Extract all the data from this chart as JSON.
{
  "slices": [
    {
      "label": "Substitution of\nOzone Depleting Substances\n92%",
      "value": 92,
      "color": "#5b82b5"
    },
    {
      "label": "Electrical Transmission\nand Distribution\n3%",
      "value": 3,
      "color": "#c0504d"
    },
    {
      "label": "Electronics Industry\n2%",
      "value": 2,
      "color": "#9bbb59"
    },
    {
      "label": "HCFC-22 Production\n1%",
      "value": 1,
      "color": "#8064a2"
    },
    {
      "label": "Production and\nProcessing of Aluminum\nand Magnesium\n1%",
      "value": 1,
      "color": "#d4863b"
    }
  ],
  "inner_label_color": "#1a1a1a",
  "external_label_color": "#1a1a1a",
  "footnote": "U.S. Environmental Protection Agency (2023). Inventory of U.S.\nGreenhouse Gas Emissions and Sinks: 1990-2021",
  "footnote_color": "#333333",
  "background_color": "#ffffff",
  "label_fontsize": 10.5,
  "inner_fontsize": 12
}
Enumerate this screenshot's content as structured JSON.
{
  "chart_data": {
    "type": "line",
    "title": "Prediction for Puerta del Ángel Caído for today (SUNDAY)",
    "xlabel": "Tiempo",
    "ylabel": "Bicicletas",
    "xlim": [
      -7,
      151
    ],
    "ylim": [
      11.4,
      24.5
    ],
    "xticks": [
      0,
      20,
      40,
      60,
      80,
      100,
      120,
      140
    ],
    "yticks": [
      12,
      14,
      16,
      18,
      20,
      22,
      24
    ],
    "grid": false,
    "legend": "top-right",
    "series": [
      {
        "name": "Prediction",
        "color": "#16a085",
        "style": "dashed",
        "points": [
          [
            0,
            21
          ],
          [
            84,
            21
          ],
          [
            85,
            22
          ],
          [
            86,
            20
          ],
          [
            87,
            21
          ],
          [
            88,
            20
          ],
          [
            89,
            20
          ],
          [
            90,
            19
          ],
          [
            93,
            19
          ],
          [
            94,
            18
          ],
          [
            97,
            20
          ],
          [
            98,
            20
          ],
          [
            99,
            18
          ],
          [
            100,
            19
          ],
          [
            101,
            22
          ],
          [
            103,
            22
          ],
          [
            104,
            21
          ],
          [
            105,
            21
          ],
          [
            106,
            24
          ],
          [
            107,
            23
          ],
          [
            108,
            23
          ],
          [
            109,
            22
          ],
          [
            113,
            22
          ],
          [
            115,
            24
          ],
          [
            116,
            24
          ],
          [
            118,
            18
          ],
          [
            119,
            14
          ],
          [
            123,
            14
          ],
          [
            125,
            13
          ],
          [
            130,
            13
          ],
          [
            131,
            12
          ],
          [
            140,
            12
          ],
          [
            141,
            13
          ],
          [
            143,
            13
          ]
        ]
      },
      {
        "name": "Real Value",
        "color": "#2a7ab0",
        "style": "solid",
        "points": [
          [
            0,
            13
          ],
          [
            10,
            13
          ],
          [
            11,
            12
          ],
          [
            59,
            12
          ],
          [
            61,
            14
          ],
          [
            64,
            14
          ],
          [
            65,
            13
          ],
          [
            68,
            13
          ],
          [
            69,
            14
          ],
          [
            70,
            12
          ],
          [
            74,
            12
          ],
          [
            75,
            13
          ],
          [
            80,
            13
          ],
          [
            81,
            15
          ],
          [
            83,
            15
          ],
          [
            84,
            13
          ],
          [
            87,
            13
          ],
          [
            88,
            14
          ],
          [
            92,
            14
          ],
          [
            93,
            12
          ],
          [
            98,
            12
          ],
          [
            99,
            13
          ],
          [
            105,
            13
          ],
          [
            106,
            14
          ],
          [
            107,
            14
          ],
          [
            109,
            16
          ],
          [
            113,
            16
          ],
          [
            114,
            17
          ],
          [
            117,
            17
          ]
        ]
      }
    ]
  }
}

####################

▸ Goal
Show all lines in the entries above where the string "JSON" appears.

▸ Written answer
Extract all the data from this chart as JSON.
Enumerate this screenshot's content as structured JSON.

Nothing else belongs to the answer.